__Dataset items__
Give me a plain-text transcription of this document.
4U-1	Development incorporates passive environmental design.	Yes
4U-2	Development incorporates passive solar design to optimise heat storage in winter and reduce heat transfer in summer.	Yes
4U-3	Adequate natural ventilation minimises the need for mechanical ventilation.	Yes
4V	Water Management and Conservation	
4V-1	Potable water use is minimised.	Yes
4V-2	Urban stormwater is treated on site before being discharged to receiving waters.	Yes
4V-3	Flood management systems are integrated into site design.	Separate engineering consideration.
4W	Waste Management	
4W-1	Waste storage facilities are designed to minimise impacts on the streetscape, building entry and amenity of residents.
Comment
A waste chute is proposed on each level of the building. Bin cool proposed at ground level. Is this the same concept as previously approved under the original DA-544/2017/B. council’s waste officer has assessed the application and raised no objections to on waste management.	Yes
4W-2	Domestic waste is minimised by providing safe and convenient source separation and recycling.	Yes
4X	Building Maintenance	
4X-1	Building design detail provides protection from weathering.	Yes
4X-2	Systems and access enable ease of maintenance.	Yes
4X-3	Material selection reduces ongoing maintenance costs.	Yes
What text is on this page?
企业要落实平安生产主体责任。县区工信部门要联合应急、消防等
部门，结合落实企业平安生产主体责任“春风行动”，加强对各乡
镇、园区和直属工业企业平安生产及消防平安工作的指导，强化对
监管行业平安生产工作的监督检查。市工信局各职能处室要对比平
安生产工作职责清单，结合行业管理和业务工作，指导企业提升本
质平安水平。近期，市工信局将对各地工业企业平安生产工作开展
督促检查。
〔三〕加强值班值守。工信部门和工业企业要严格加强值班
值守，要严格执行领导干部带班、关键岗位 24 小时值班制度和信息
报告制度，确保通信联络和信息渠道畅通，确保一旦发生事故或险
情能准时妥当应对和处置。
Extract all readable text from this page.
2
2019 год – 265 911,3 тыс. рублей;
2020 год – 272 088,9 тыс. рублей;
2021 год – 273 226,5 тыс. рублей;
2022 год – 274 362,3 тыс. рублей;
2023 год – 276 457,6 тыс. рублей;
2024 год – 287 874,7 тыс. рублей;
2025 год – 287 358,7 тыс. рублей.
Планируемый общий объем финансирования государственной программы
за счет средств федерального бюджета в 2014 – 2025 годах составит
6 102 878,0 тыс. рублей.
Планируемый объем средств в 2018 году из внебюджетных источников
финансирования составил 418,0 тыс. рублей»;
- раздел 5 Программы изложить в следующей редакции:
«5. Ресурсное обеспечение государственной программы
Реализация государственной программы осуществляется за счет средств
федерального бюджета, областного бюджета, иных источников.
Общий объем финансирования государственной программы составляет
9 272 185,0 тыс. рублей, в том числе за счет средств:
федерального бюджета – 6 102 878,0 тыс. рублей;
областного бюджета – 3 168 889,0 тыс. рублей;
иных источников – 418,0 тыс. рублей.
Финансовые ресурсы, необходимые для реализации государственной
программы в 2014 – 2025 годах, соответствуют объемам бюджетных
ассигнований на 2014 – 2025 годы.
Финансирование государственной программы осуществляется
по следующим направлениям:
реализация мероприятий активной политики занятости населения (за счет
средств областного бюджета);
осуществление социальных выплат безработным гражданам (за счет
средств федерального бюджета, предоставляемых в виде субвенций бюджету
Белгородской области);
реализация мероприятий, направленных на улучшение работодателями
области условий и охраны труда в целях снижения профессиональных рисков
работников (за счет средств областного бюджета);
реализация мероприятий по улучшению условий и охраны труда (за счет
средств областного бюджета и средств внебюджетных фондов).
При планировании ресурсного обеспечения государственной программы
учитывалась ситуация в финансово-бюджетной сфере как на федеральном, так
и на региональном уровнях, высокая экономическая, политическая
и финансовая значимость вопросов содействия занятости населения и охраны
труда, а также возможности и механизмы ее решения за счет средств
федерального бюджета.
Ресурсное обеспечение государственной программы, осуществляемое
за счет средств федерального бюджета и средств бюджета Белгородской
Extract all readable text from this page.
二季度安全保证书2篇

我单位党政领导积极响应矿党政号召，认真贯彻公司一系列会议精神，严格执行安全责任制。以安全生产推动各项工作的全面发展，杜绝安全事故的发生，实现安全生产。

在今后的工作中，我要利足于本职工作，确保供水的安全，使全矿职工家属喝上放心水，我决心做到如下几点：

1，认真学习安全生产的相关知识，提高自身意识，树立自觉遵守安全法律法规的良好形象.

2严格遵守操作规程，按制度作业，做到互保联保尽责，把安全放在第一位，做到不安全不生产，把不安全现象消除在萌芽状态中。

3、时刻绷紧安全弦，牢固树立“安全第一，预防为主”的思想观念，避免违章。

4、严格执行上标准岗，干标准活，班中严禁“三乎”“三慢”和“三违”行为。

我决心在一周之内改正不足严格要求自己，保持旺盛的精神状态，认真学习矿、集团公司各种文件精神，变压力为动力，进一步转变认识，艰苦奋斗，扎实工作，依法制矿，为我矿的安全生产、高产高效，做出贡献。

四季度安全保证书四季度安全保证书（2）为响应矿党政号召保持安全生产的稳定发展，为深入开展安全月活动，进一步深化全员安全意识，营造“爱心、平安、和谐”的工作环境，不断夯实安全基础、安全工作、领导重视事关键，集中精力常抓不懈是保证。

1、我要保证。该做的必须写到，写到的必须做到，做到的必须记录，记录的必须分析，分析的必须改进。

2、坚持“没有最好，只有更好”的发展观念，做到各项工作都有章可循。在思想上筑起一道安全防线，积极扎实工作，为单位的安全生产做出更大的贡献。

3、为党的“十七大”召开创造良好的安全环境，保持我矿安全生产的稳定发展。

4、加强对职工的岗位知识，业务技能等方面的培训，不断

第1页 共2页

__WORK TO DO__
Scan the listing above. Collect all lines with the word "населения".

__RESULT FOR THIS EXERCISE__
реализация мероприятий активной политики занятости населения (за счет
и финансовая значимость вопросов содействия занятости населения и охраны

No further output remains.